▶ [Problem to solve] Every line of the data must be copied exactly.

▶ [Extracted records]

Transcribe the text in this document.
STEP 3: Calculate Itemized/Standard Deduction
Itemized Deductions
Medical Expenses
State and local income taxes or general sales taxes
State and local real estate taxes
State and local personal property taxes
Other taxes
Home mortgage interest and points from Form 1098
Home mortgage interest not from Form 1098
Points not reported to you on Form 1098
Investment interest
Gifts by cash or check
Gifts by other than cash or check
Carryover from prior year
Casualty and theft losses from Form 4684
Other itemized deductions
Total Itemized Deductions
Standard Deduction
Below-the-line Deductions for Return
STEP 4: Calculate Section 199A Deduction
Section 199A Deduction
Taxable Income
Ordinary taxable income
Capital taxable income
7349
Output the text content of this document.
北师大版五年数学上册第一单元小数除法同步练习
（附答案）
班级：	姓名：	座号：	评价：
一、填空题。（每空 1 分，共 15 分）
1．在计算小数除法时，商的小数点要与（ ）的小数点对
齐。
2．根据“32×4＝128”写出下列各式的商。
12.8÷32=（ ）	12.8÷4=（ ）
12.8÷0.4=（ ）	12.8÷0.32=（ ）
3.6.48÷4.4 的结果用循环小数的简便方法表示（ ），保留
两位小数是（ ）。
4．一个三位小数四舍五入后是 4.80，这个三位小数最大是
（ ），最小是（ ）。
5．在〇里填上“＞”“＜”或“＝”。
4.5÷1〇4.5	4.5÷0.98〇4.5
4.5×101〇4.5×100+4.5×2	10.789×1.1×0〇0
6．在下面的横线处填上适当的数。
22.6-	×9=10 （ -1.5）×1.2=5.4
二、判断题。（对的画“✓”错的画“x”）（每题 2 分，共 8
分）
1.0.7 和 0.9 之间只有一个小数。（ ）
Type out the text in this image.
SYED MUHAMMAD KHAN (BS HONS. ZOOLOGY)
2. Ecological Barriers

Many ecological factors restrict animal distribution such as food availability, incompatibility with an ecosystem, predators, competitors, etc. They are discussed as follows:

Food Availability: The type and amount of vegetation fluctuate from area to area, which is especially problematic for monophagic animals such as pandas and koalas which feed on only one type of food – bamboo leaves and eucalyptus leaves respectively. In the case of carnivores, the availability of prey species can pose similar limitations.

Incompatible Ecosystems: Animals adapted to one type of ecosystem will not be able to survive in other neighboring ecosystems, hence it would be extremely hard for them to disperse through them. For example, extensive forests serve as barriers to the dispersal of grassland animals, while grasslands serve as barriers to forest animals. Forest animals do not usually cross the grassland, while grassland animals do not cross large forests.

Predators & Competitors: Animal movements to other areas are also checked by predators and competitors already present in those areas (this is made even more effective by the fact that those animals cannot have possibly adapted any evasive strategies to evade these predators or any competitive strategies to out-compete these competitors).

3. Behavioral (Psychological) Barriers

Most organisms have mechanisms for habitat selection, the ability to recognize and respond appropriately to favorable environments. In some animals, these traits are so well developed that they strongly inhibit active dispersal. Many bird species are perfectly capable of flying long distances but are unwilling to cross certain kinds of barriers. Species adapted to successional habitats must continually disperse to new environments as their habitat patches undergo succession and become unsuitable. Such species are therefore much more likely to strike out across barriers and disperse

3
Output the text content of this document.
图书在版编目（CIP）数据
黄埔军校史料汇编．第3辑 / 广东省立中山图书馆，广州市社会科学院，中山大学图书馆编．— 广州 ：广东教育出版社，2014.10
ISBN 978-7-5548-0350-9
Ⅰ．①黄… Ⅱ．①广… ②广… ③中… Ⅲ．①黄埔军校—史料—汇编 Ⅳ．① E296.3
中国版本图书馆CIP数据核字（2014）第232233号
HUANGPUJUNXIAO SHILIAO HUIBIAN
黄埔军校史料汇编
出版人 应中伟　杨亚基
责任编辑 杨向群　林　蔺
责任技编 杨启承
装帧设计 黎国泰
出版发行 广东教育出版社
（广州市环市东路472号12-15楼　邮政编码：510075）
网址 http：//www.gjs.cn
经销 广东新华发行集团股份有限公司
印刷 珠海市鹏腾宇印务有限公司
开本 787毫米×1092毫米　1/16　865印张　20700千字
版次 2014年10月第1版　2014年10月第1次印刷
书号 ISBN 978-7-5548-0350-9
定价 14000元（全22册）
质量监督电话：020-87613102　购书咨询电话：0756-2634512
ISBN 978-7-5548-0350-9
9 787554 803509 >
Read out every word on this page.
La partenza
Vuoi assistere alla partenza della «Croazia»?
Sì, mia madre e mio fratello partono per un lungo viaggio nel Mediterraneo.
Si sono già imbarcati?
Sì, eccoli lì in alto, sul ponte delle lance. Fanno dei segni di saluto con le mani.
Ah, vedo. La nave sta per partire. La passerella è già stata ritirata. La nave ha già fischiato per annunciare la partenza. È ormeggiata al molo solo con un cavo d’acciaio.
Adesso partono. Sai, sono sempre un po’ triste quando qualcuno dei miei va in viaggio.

▶ [Full answer]
Transcribe the text in this document.
STEP 3: Calculate Itemized/Standard Deduction
Itemized Deductions
Medical Expenses
State and local income taxes or general sales taxes
State and local real estate taxes
State and local personal property taxes
Other taxes
Home mortgage interest and points from Form 1098
Home mortgage interest not from Form 1098
Points not reported to you on Form 1098
Investment interest
Gifts by cash or check
Gifts by other than cash or check
Carryover from prior year
Casualty and theft losses from Form 4684
Other itemized deductions
Total Itemized Deductions
Standard Deduction
Below-the-line Deductions for Return
STEP 4: Calculate Section 199A Deduction
Section 199A Deduction
Taxable Income
Ordinary taxable income
Capital taxable income
7349
Output the text content of this document.
北师大版五年数学上册第一单元小数除法同步练习
（附答案）
班级：	姓名：	座号：	评价：
一、填空题。（每空 1 分，共 15 分）
1．在计算小数除法时，商的小数点要与（ ）的小数点对
齐。
2．根据“32×4＝128”写出下列各式的商。
12.8÷32=（ ）	12.8÷4=（ ）
12.8÷0.4=（ ）	12.8÷0.32=（ ）
3.6.48÷4.4 的结果用循环小数的简便方法表示（ ），保留
两位小数是（ ）。
4．一个三位小数四舍五入后是 4.80，这个三位小数最大是
（ ），最小是（ ）。
5．在〇里填上“＞”“＜”或“＝”。
4.5÷1〇4.5	4.5÷0.98〇4.5
4.5×101〇4.5×100+4.5×2	10.789×1.1×0〇0
6．在下面的横线处填上适当的数。
22.6-	×9=10 （ -1.5）×1.2=5.4
二、判断题。（对的画“✓”错的画“x”）（每题 2 分，共 8
分）
1.0.7 和 0.9 之间只有一个小数。（ ）
Type out the text in this image.
SYED MUHAMMAD KHAN (BS HONS. ZOOLOGY)
2. Ecological Barriers

Many ecological factors restrict animal distribution such as food availability, incompatibility with an ecosystem, predators, competitors, etc. They are discussed as follows:

Food Availability: The type and amount of vegetation fluctuate from area to area, which is especially problematic for monophagic animals such as pandas and koalas which feed on only one type of food – bamboo leaves and eucalyptus leaves respectively. In the case of carnivores, the availability of prey species can pose similar limitations.

Incompatible Ecosystems: Animals adapted to one type of ecosystem will not be able to survive in other neighboring ecosystems, hence it would be extremely hard for them to disperse through them. For example, extensive forests serve as barriers to the dispersal of grassland animals, while grasslands serve as barriers to forest animals. Forest animals do not usually cross the grassland, while grassland animals do not cross large forests.

Predators & Competitors: Animal movements to other areas are also checked by predators and competitors already present in those areas (this is made even more effective by the fact that those animals cannot have possibly adapted any evasive strategies to evade these predators or any competitive strategies to out-compete these competitors).

3. Behavioral (Psychological) Barriers

Most organisms have mechanisms for habitat selection, the ability to recognize and respond appropriately to favorable environments. In some animals, these traits are so well developed that they strongly inhibit active dispersal. Many bird species are perfectly capable of flying long distances but are unwilling to cross certain kinds of barriers. Species adapted to successional habitats must continually disperse to new environments as their habitat patches undergo succession and become unsuitable. Such species are therefore much more likely to strike out across barriers and disperse

3
Output the text content of this document.
图书在版编目（CIP）数据
黄埔军校史料汇编．第3辑 / 广东省立中山图书馆，广州市社会科学院，中山大学图书馆编．— 广州 ：广东教育出版社，2014.10
ISBN 978-7-5548-0350-9
Ⅰ．①黄… Ⅱ．①广… ②广… ③中… Ⅲ．①黄埔军校—史料—汇编 Ⅳ．① E296.3
中国版本图书馆CIP数据核字（2014）第232233号
HUANGPUJUNXIAO SHILIAO HUIBIAN
黄埔军校史料汇编
出版人 应中伟　杨亚基
责任编辑 杨向群　林　蔺
责任技编 杨启承
装帧设计 黎国泰
出版发行 广东教育出版社
（广州市环市东路472号12-15楼　邮政编码：510075）
网址 http：//www.gjs.cn
经销 广东新华发行集团股份有限公司
印刷 珠海市鹏腾宇印务有限公司
开本 787毫米×1092毫米　1/16　865印张　20700千字
版次 2014年10月第1版　2014年10月第1次印刷
书号 ISBN 978-7-5548-0350-9
定价 14000元（全22册）
质量监督电话：020-87613102　购书咨询电话：0756-2634512
ISBN 978-7-5548-0350-9
9 787554 803509 >
Read out every word on this page.
La partenza
Vuoi assistere alla partenza della «Croazia»?
Sì, mia madre e mio fratello partono per un lungo viaggio nel Mediterraneo.
Si sono già imbarcati?
Sì, eccoli lì in alto, sul ponte delle lance. Fanno dei segni di saluto con le mani.
Ah, vedo. La nave sta per partire. La passerella è già stata ritirata. La nave ha già fischiato per annunciare la partenza. È ormeggiata al molo solo con un cavo d’acciaio.
Adesso partono. Sai, sono sempre un po’ triste quando qualcuno dei miei va in viaggio.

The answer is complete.